- [EXERCISE INSTRUCTIONS]: Retype the records below line for line, leaving out the pictures.

- [RECORDS FOR THIS TASK]:
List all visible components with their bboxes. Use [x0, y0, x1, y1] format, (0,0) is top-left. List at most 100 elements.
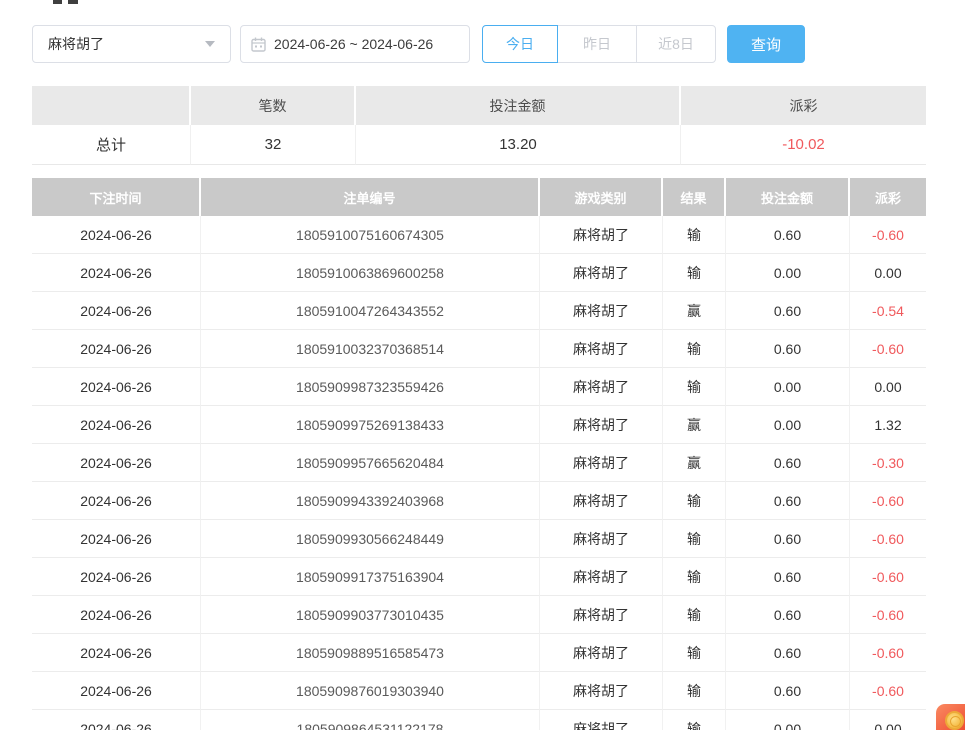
cell-result: 赢 [663, 444, 726, 482]
summary-total-row: 总计 32 13.20 -10.02 [32, 125, 926, 165]
cell-payout: 1.32 [850, 406, 926, 444]
summary-header-row: 笔数 投注金额 派彩 [32, 86, 926, 125]
cell-payout: -0.60 [850, 216, 926, 254]
summary-header-count: 笔数 [191, 86, 356, 125]
cell-game-type: 麻将胡了 [540, 520, 663, 558]
cell-game-type: 麻将胡了 [540, 596, 663, 634]
cell-result: 输 [663, 596, 726, 634]
cell-payout: -0.60 [850, 330, 926, 368]
clipped-heading-fragment [53, 0, 78, 4]
cell-bet-amount: 0.60 [726, 558, 850, 596]
date-range-picker[interactable]: 2024-06-26 ~ 2024-06-26 [240, 25, 470, 63]
cell-bet-amount: 0.00 [726, 254, 850, 292]
cell-bet-time: 2024-06-26 [32, 710, 201, 730]
cell-bet-id: 1805909917375163904 [201, 558, 540, 596]
cell-bet-id: 1805909930566248449 [201, 520, 540, 558]
cell-game-type: 麻将胡了 [540, 634, 663, 672]
chevron-down-icon [205, 41, 215, 47]
cell-bet-id: 1805909987323559426 [201, 368, 540, 406]
calendar-icon [251, 37, 266, 52]
cell-payout: 0.00 [850, 710, 926, 730]
cell-bet-amount: 0.00 [726, 368, 850, 406]
summary-total-label: 总计 [32, 125, 191, 165]
cell-game-type: 麻将胡了 [540, 672, 663, 710]
table-row: 2024-06-261805910047264343552麻将胡了赢0.60-0… [32, 292, 926, 330]
table-row: 2024-06-261805909975269138433麻将胡了赢0.001.… [32, 406, 926, 444]
cell-result: 赢 [663, 292, 726, 330]
cell-bet-time: 2024-06-26 [32, 254, 201, 292]
game-type-select[interactable]: 麻将胡了 [32, 25, 231, 63]
cell-result: 输 [663, 710, 726, 730]
summary-header-payout: 派彩 [681, 86, 926, 125]
cell-result: 输 [663, 216, 726, 254]
table-row: 2024-06-261805909917375163904麻将胡了输0.60-0… [32, 558, 926, 596]
cell-bet-time: 2024-06-26 [32, 558, 201, 596]
table-row: 2024-06-261805909903773010435麻将胡了输0.60-0… [32, 596, 926, 634]
cell-bet-amount: 0.60 [726, 672, 850, 710]
cell-result: 输 [663, 368, 726, 406]
cell-bet-time: 2024-06-26 [32, 368, 201, 406]
quick-range-group: 今日 昨日 近8日 [482, 25, 716, 63]
bet-table-header: 下注时间 注单编号 游戏类别 结果 投注金额 派彩 [32, 178, 926, 216]
table-row: 2024-06-261805909957665620484麻将胡了赢0.60-0… [32, 444, 926, 482]
table-row: 2024-06-261805909876019303940麻将胡了输0.60-0… [32, 672, 926, 710]
col-header-payout: 派彩 [850, 178, 926, 216]
cell-bet-time: 2024-06-26 [32, 216, 201, 254]
table-row: 2024-06-261805909987323559426麻将胡了输0.000.… [32, 368, 926, 406]
cell-result: 输 [663, 254, 726, 292]
summary-total-payout: -10.02 [681, 125, 926, 165]
cell-bet-time: 2024-06-26 [32, 292, 201, 330]
today-button[interactable]: 今日 [482, 25, 558, 63]
cell-payout: -0.60 [850, 482, 926, 520]
cell-result: 输 [663, 672, 726, 710]
cell-bet-time: 2024-06-26 [32, 444, 201, 482]
cell-game-type: 麻将胡了 [540, 710, 663, 730]
col-header-bet-id: 注单编号 [201, 178, 540, 216]
cell-bet-time: 2024-06-26 [32, 520, 201, 558]
table-row: 2024-06-261805910075160674305麻将胡了输0.60-0… [32, 216, 926, 254]
col-header-result: 结果 [663, 178, 726, 216]
cell-game-type: 麻将胡了 [540, 216, 663, 254]
cell-bet-id: 1805909957665620484 [201, 444, 540, 482]
cell-payout: -0.30 [850, 444, 926, 482]
cell-game-type: 麻将胡了 [540, 558, 663, 596]
cell-bet-id: 1805910047264343552 [201, 292, 540, 330]
red-packet-icon[interactable] [936, 704, 965, 730]
bet-records-table: 下注时间 注单编号 游戏类别 结果 投注金额 派彩 2024-06-261805… [32, 178, 926, 730]
filter-bar: 麻将胡了 2024-06-26 ~ 2024-06-26 今日 昨日 近8日 查… [32, 25, 805, 63]
game-type-select-value: 麻将胡了 [48, 34, 205, 54]
cell-bet-id: 1805909903773010435 [201, 596, 540, 634]
cell-result: 输 [663, 482, 726, 520]
summary-header-bet-amount: 投注金额 [356, 86, 681, 125]
cell-bet-id: 1805910032370368514 [201, 330, 540, 368]
cell-payout: 0.00 [850, 368, 926, 406]
cell-result: 输 [663, 558, 726, 596]
yesterday-button[interactable]: 昨日 [557, 25, 637, 63]
search-button[interactable]: 查询 [727, 25, 805, 63]
cell-bet-time: 2024-06-26 [32, 596, 201, 634]
cell-result: 输 [663, 520, 726, 558]
cell-bet-amount: 0.60 [726, 216, 850, 254]
cell-bet-id: 1805910063869600258 [201, 254, 540, 292]
cell-bet-amount: 0.00 [726, 710, 850, 730]
cell-bet-amount: 0.60 [726, 520, 850, 558]
bet-table-body: 2024-06-261805910075160674305麻将胡了输0.60-0… [32, 216, 926, 730]
summary-total-bet-amount: 13.20 [356, 125, 681, 165]
col-header-game-type: 游戏类别 [540, 178, 663, 216]
cell-bet-amount: 0.00 [726, 406, 850, 444]
cell-game-type: 麻将胡了 [540, 330, 663, 368]
cell-game-type: 麻将胡了 [540, 254, 663, 292]
cell-payout: -0.60 [850, 520, 926, 558]
cell-bet-time: 2024-06-26 [32, 672, 201, 710]
cell-game-type: 麻将胡了 [540, 368, 663, 406]
cell-result: 赢 [663, 406, 726, 444]
col-header-bet-time: 下注时间 [32, 178, 201, 216]
last-8-days-button[interactable]: 近8日 [636, 25, 716, 63]
cell-game-type: 麻将胡了 [540, 406, 663, 444]
table-row: 2024-06-261805910063869600258麻将胡了输0.000.… [32, 254, 926, 292]
cell-bet-time: 2024-06-26 [32, 634, 201, 672]
cell-bet-time: 2024-06-26 [32, 406, 201, 444]
table-row: 2024-06-261805909930566248449麻将胡了输0.60-0… [32, 520, 926, 558]
cell-game-type: 麻将胡了 [540, 444, 663, 482]
col-header-bet-amount: 投注金额 [726, 178, 850, 216]
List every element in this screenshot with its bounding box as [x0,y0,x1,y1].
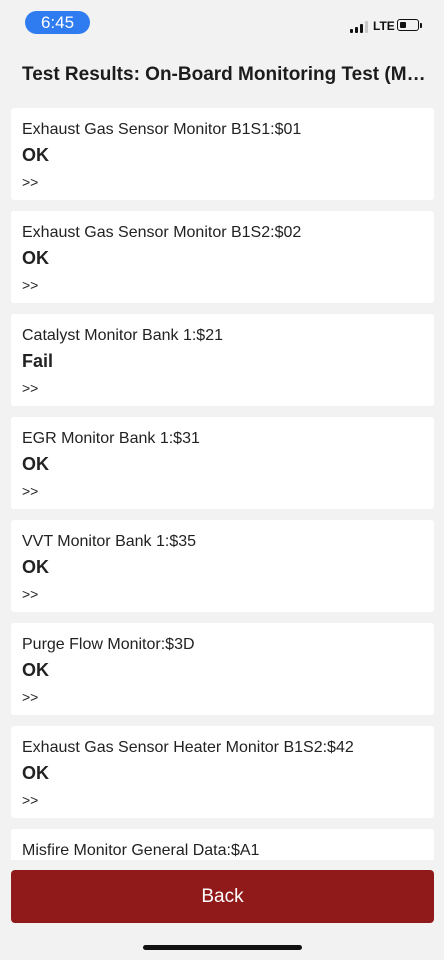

- [TASK SOLUTION]:
List all visible components with their bboxes. Use [x0, y0, x1, y1] format, (0,0) is top-left. List at most 100 elements.
cell-result: 赢 [663, 444, 726, 482]
summary-total-row: 总计 32 13.20 -10.02 [32, 125, 926, 165]
cell-payout: 1.32 [850, 406, 926, 444]
summary-header-row: 笔数 投注金额 派彩 [32, 86, 926, 125]
cell-payout: -0.60 [850, 216, 926, 254]
summary-header-count: 笔数 [191, 86, 356, 125]
cell-game-type: 麻将胡了 [540, 520, 663, 558]
cell-game-type: 麻将胡了 [540, 596, 663, 634]
cell-result: 输 [663, 596, 726, 634]
cell-payout: -0.60 [850, 330, 926, 368]
clipped-heading-fragment [53, 0, 78, 4]
cell-bet-amount: 0.60 [726, 558, 850, 596]
date-range-picker[interactable]: 2024-06-26 ~ 2024-06-26 [240, 25, 470, 63]
cell-bet-amount: 0.00 [726, 254, 850, 292]
cell-bet-time: 2024-06-26 [32, 710, 201, 730]
cell-bet-id: 1805909917375163904 [201, 558, 540, 596]
cell-bet-id: 1805909930566248449 [201, 520, 540, 558]
cell-game-type: 麻将胡了 [540, 634, 663, 672]
chevron-down-icon [205, 41, 215, 47]
cell-bet-id: 1805909987323559426 [201, 368, 540, 406]
calendar-icon [251, 37, 266, 52]
cell-payout: 0.00 [850, 710, 926, 730]
cell-bet-amount: 0.00 [726, 368, 850, 406]
summary-total-label: 总计 [32, 125, 191, 165]
cell-game-type: 麻将胡了 [540, 672, 663, 710]
table-row: 2024-06-261805910047264343552麻将胡了赢0.60-0… [32, 292, 926, 330]
table-row: 2024-06-261805909975269138433麻将胡了赢0.001.… [32, 406, 926, 444]
cell-result: 赢 [663, 292, 726, 330]
cell-bet-time: 2024-06-26 [32, 254, 201, 292]
game-type-select[interactable]: 麻将胡了 [32, 25, 231, 63]
cell-result: 输 [663, 710, 726, 730]
summary-header-payout: 派彩 [681, 86, 926, 125]
cell-result: 输 [663, 216, 726, 254]
table-row: 2024-06-261805909917375163904麻将胡了输0.60-0… [32, 558, 926, 596]
cell-bet-time: 2024-06-26 [32, 558, 201, 596]
table-row: 2024-06-261805909903773010435麻将胡了输0.60-0… [32, 596, 926, 634]
cell-bet-amount: 0.60 [726, 672, 850, 710]
cell-result: 输 [663, 368, 726, 406]
cell-bet-time: 2024-06-26 [32, 368, 201, 406]
quick-range-group: 今日 昨日 近8日 [482, 25, 716, 63]
bet-table-header: 下注时间 注单编号 游戏类别 结果 投注金额 派彩 [32, 178, 926, 216]
table-row: 2024-06-261805909957665620484麻将胡了赢0.60-0… [32, 444, 926, 482]
table-row: 2024-06-261805909876019303940麻将胡了输0.60-0… [32, 672, 926, 710]
col-header-payout: 派彩 [850, 178, 926, 216]
cell-bet-time: 2024-06-26 [32, 216, 201, 254]
table-row: 2024-06-261805909987323559426麻将胡了输0.000.… [32, 368, 926, 406]
cell-result: 输 [663, 254, 726, 292]
summary-total-payout: -10.02 [681, 125, 926, 165]
cell-bet-time: 2024-06-26 [32, 292, 201, 330]
today-button[interactable]: 今日 [482, 25, 558, 63]
cell-payout: -0.60 [850, 482, 926, 520]
cell-result: 输 [663, 672, 726, 710]
cell-bet-time: 2024-06-26 [32, 444, 201, 482]
cell-game-type: 麻将胡了 [540, 710, 663, 730]
col-header-bet-id: 注单编号 [201, 178, 540, 216]
cell-bet-time: 2024-06-26 [32, 520, 201, 558]
table-row: 2024-06-261805910075160674305麻将胡了输0.60-0… [32, 216, 926, 254]
col-header-result: 结果 [663, 178, 726, 216]
cell-game-type: 麻将胡了 [540, 216, 663, 254]
cell-bet-id: 1805909957665620484 [201, 444, 540, 482]
cell-payout: -0.30 [850, 444, 926, 482]
cell-game-type: 麻将胡了 [540, 558, 663, 596]
cell-bet-id: 1805910047264343552 [201, 292, 540, 330]
red-packet-icon[interactable] [936, 704, 965, 730]
bet-records-table: 下注时间 注单编号 游戏类别 结果 投注金额 派彩 2024-06-261805… [32, 178, 926, 730]
filter-bar: 麻将胡了 2024-06-26 ~ 2024-06-26 今日 昨日 近8日 查… [32, 25, 805, 63]
game-type-select-value: 麻将胡了 [48, 34, 205, 54]
cell-bet-id: 1805909903773010435 [201, 596, 540, 634]
cell-result: 输 [663, 482, 726, 520]
summary-header-bet-amount: 投注金额 [356, 86, 681, 125]
cell-bet-id: 1805910032370368514 [201, 330, 540, 368]
cell-payout: 0.00 [850, 368, 926, 406]
cell-result: 输 [663, 558, 726, 596]
yesterday-button[interactable]: 昨日 [557, 25, 637, 63]
search-button[interactable]: 查询 [727, 25, 805, 63]
cell-bet-time: 2024-06-26 [32, 596, 201, 634]
cell-result: 输 [663, 520, 726, 558]
cell-bet-amount: 0.60 [726, 216, 850, 254]
cell-bet-id: 1805910063869600258 [201, 254, 540, 292]
cell-bet-amount: 0.00 [726, 710, 850, 730]
cell-bet-amount: 0.60 [726, 520, 850, 558]
bet-table-body: 2024-06-261805910075160674305麻将胡了输0.60-0… [32, 216, 926, 730]
summary-total-bet-amount: 13.20 [356, 125, 681, 165]
col-header-game-type: 游戏类别 [540, 178, 663, 216]
cell-bet-amount: 0.00 [726, 406, 850, 444]
cell-game-type: 麻将胡了 [540, 330, 663, 368]
cell-game-type: 麻将胡了 [540, 254, 663, 292]
cell-payout: -0.60 [850, 520, 926, 558]
cell-bet-time: 2024-06-26 [32, 672, 201, 710]
cell-game-type: 麻将胡了 [540, 368, 663, 406]
cell-result: 赢 [663, 406, 726, 444]
col-header-bet-time: 下注时间 [32, 178, 201, 216]
last-8-days-button[interactable]: 近8日 [636, 25, 716, 63]
cell-game-type: 麻将胡了 [540, 406, 663, 444]
table-row: 2024-06-261805910063869600258麻将胡了输0.000.… [32, 254, 926, 292]
cell-bet-time: 2024-06-26 [32, 634, 201, 672]
cell-bet-time: 2024-06-26 [32, 406, 201, 444]
table-row: 2024-06-261805909930566248449麻将胡了输0.60-0… [32, 520, 926, 558]
cell-game-type: 麻将胡了 [540, 444, 663, 482]
col-header-bet-amount: 投注金额 [726, 178, 850, 216]
List every element in this screenshot with its bounding box as [x0,y0,x1,y1].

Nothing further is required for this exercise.